● **Work required**: Locate every line in the records below that contains the word "субъектов", and copy each one.

Stored dataset items
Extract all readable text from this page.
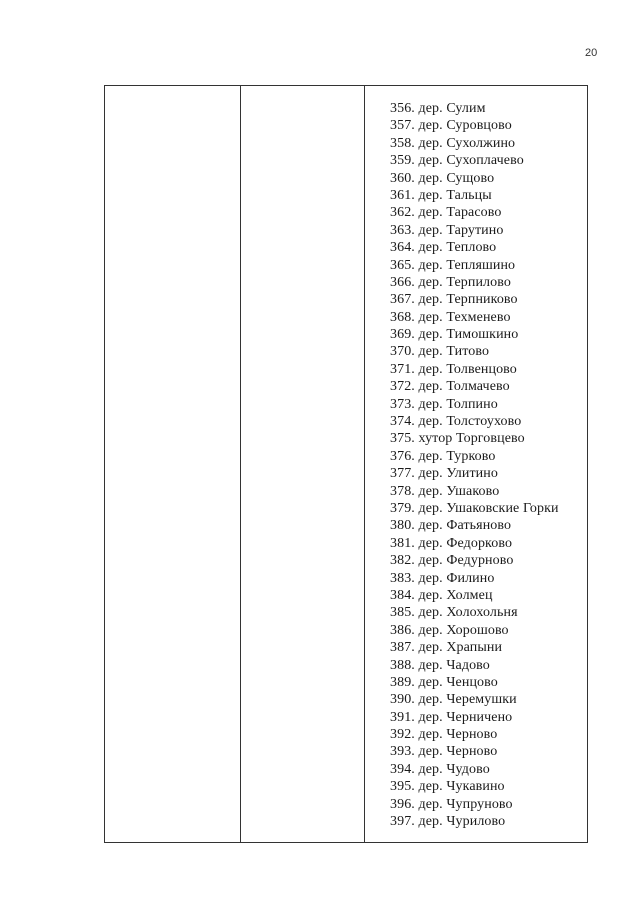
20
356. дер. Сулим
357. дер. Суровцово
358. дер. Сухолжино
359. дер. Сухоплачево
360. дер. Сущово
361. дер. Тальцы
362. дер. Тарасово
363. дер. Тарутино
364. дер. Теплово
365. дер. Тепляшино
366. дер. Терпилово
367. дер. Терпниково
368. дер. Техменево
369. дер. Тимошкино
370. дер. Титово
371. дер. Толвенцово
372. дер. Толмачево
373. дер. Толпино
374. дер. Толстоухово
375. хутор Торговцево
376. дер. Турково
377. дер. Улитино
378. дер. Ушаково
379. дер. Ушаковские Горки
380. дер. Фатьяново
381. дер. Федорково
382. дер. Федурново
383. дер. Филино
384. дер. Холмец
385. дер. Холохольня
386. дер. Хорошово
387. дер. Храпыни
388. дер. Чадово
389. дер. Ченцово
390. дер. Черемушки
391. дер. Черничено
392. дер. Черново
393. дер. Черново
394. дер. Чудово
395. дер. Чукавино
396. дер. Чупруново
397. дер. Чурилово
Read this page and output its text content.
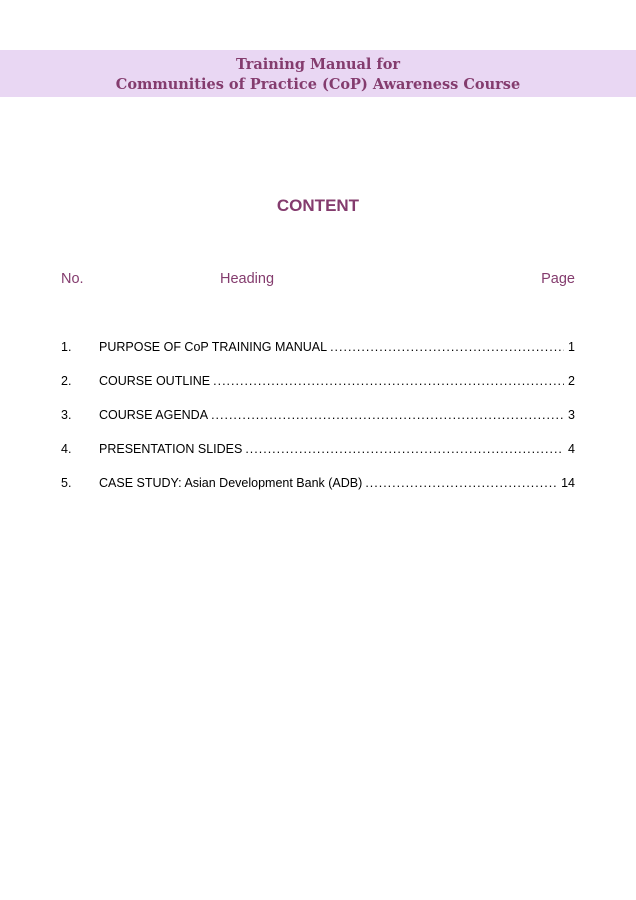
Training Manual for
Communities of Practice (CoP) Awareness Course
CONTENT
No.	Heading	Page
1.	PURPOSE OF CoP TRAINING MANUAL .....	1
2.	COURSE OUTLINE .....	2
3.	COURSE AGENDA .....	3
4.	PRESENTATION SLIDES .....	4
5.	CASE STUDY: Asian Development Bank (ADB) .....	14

* * *

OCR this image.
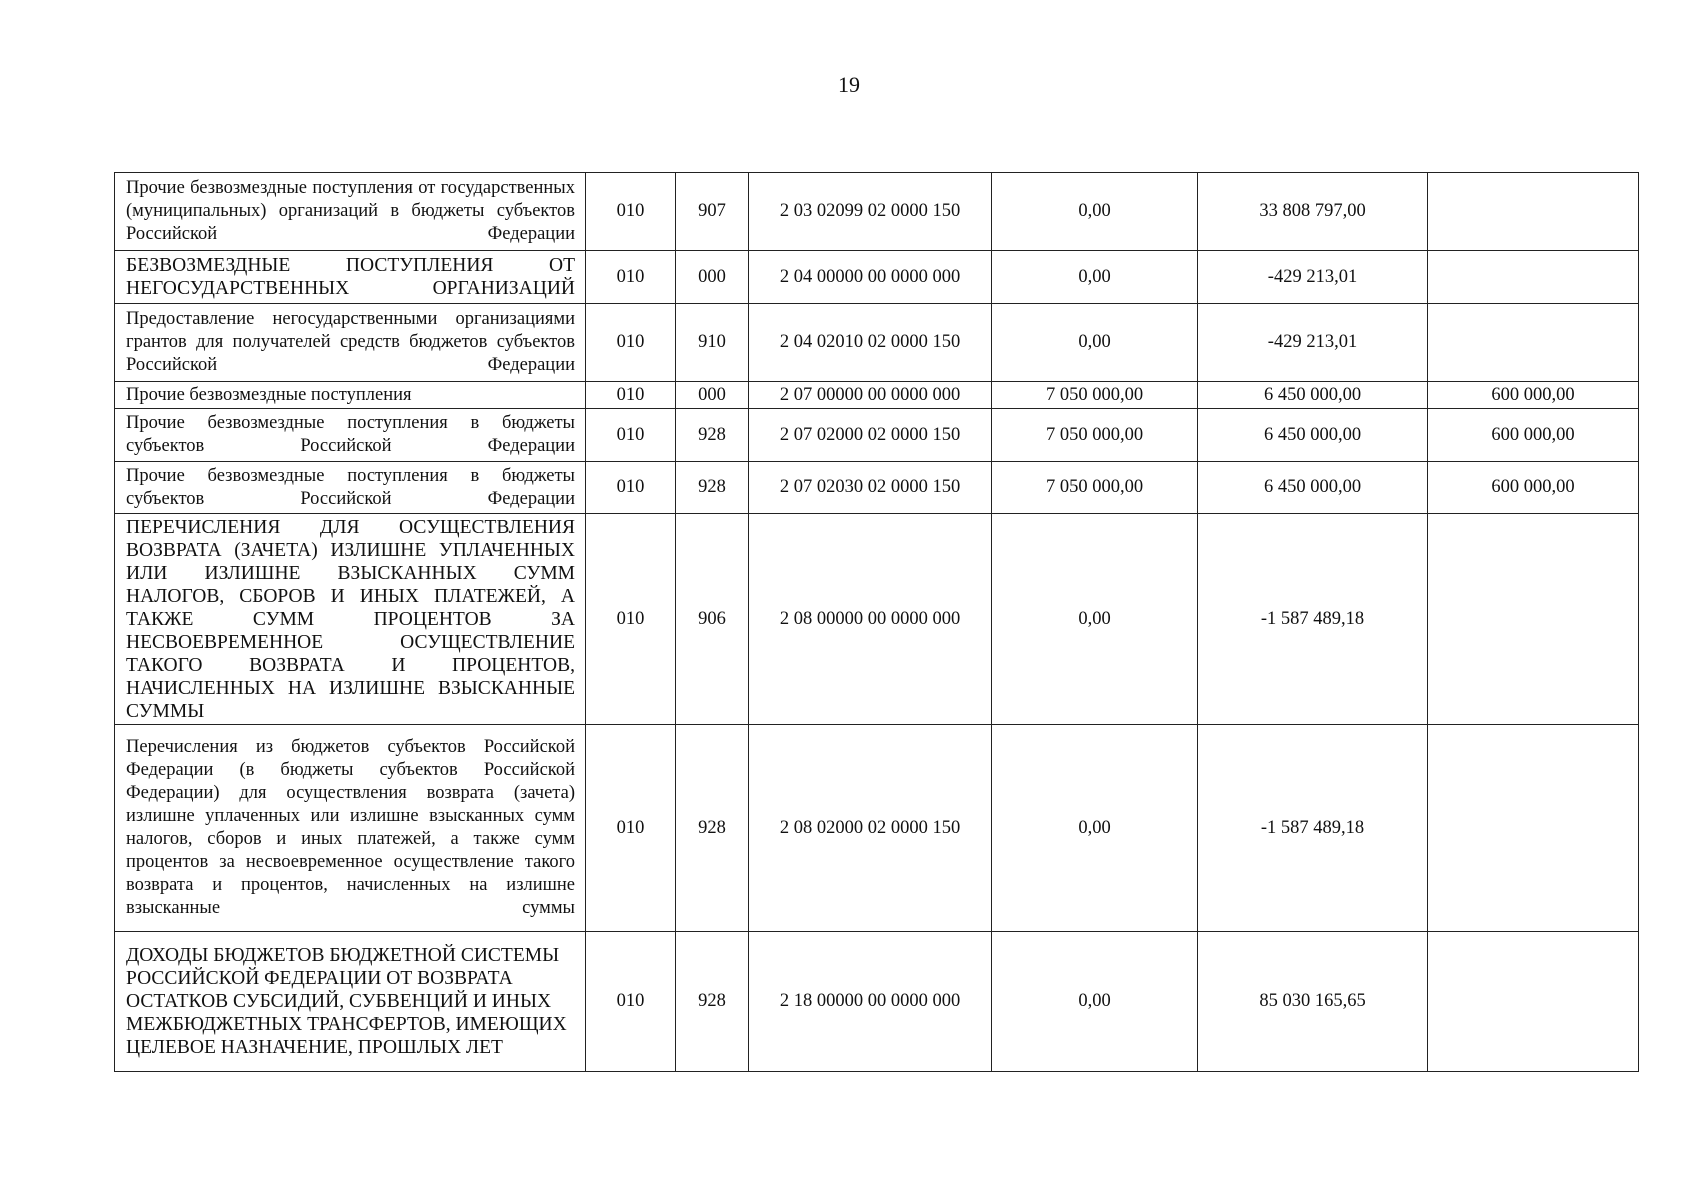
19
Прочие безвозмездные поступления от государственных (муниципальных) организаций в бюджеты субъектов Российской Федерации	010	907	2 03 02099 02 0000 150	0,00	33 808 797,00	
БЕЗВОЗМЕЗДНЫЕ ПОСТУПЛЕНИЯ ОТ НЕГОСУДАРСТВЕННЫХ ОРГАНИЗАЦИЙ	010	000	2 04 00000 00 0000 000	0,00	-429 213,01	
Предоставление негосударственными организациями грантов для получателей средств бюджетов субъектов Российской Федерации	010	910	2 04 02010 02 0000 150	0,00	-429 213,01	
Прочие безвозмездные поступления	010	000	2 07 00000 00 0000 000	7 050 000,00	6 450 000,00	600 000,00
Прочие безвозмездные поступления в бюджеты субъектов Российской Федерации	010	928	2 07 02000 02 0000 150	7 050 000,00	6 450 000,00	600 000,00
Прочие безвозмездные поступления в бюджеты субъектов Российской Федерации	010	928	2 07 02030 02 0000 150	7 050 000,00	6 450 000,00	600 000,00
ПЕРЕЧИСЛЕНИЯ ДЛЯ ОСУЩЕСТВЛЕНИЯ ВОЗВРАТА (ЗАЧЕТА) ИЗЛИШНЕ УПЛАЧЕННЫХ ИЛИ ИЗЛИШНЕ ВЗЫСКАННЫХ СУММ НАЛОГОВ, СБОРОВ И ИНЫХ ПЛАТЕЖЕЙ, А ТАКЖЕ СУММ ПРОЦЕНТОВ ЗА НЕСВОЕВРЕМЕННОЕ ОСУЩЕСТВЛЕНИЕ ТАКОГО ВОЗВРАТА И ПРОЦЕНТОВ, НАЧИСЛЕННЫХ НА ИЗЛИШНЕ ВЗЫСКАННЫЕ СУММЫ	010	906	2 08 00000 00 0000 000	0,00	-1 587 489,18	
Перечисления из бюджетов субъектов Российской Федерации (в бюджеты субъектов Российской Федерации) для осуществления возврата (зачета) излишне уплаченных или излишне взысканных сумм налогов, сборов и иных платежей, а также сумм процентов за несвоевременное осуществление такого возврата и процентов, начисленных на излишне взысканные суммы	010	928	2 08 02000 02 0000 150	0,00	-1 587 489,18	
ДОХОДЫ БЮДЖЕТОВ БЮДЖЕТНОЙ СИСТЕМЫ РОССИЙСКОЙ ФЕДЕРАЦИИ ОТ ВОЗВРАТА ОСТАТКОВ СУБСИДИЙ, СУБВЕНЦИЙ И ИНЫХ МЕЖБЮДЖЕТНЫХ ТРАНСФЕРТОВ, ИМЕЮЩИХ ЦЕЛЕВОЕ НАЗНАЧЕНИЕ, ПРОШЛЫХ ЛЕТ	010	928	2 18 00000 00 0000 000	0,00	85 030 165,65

---

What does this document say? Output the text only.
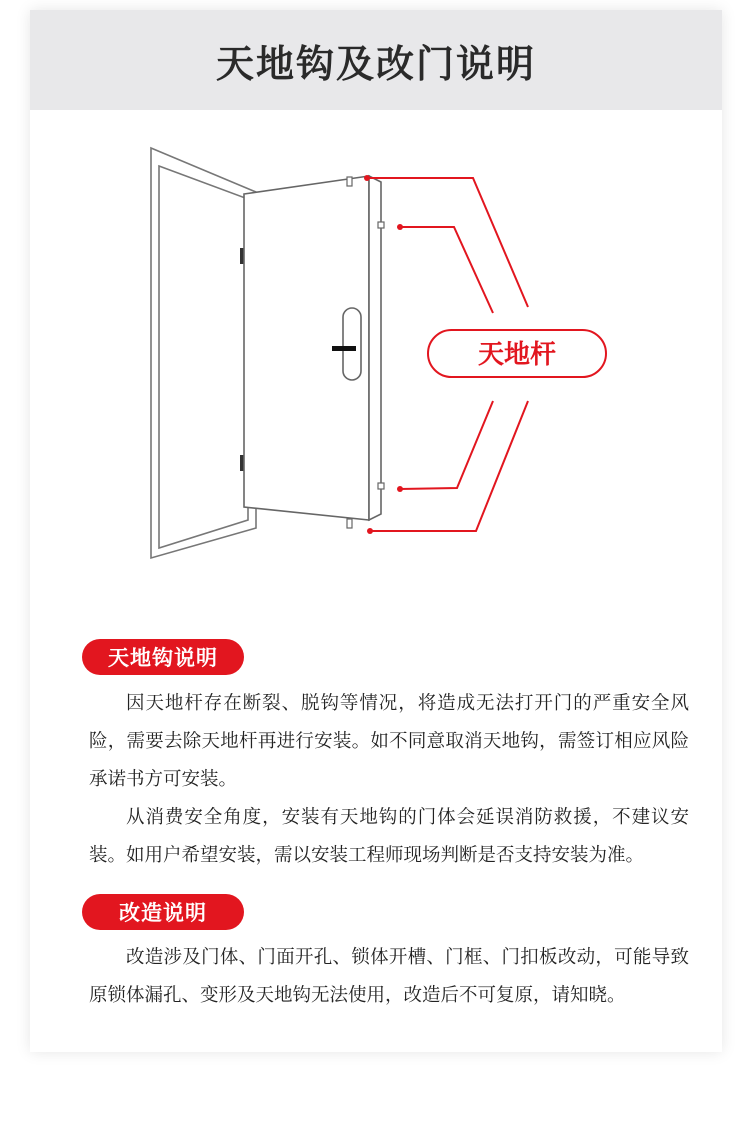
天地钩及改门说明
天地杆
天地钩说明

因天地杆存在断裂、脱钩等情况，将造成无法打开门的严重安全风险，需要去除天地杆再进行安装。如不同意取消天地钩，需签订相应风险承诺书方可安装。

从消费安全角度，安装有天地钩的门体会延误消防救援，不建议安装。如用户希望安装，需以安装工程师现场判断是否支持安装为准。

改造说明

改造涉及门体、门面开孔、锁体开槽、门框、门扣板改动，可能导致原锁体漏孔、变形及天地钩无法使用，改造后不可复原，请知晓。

● **Answer to the problem**:
Прочие безвозмездные поступления от государственных (муниципальных) организаций в бюджеты субъектов Российской Федерации	010	907	2 03 02099 02 0000 150	0,00	33 808 797,00	
Предоставление негосударственными организациями грантов для получателей средств бюджетов субъектов Российской Федерации	010	910	2 04 02010 02 0000 150	0,00	-429 213,01	
Прочие безвозмездные поступления в бюджеты субъектов Российской Федерации	010	928	2 07 02000 02 0000 150	7 050 000,00	6 450 000,00	600 000,00
Прочие безвозмездные поступления в бюджеты субъектов Российской Федерации	010	928	2 07 02030 02 0000 150	7 050 000,00	6 450 000,00	600 000,00
Перечисления из бюджетов субъектов Российской Федерации (в бюджеты субъектов Российской Федерации) для осуществления возврата (зачета) излишне уплаченных или излишне взысканных сумм налогов, сборов и иных платежей, а также сумм процентов за несвоевременное осуществление такого возврата и процентов, начисленных на излишне взысканные суммы	010	928	2 08 02000 02 0000 150	0,00	-1 587 489,18	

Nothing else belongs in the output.